_Set problem:_ Repeat each entry in full, exactly.

_Dataset records:_
········
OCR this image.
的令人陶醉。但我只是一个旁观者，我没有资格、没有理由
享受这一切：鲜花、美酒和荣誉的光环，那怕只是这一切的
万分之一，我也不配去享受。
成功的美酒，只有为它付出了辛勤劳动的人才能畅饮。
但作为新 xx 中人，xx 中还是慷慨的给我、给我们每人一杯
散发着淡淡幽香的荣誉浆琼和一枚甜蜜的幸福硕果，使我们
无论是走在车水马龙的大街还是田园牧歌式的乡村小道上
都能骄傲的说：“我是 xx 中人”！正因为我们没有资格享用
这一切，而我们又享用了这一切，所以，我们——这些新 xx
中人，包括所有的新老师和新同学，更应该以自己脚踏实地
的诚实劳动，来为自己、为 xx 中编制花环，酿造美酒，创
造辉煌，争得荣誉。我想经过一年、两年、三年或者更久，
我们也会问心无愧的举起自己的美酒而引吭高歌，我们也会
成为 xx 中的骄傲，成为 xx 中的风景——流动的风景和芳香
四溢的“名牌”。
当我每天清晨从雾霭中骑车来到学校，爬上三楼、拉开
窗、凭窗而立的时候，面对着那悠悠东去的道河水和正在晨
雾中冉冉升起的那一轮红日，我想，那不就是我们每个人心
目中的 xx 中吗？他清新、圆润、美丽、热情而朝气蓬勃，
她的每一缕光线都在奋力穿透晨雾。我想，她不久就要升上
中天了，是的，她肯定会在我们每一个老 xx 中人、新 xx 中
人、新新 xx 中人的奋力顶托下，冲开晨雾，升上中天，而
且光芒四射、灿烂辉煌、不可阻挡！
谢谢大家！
········
_Reply to the exercise:_
OCR this image.
的令人陶醉。但我只是一个旁观者，我没有资格、没有理由
享受这一切：鲜花、美酒和荣誉的光环，那怕只是这一切的
万分之一，我也不配去享受。
成功的美酒，只有为它付出了辛勤劳动的人才能畅饮。
但作为新 xx 中人，xx 中还是慷慨的给我、给我们每人一杯
散发着淡淡幽香的荣誉浆琼和一枚甜蜜的幸福硕果，使我们
无论是走在车水马龙的大街还是田园牧歌式的乡村小道上
都能骄傲的说：“我是 xx 中人”！正因为我们没有资格享用
这一切，而我们又享用了这一切，所以，我们——这些新 xx
中人，包括所有的新老师和新同学，更应该以自己脚踏实地
的诚实劳动，来为自己、为 xx 中编制花环，酿造美酒，创
造辉煌，争得荣誉。我想经过一年、两年、三年或者更久，
我们也会问心无愧的举起自己的美酒而引吭高歌，我们也会
成为 xx 中的骄傲，成为 xx 中的风景——流动的风景和芳香
四溢的“名牌”。
当我每天清晨从雾霭中骑车来到学校，爬上三楼、拉开
窗、凭窗而立的时候，面对着那悠悠东去的道河水和正在晨
雾中冉冉升起的那一轮红日，我想，那不就是我们每个人心
目中的 xx 中吗？他清新、圆润、美丽、热情而朝气蓬勃，
她的每一缕光线都在奋力穿透晨雾。我想，她不久就要升上
中天了，是的，她肯定会在我们每一个老 xx 中人、新 xx 中
人、新新 xx 中人的奋力顶托下，冲开晨雾，升上中天，而
且光芒四射、灿烂辉煌、不可阻挡！
谢谢大家！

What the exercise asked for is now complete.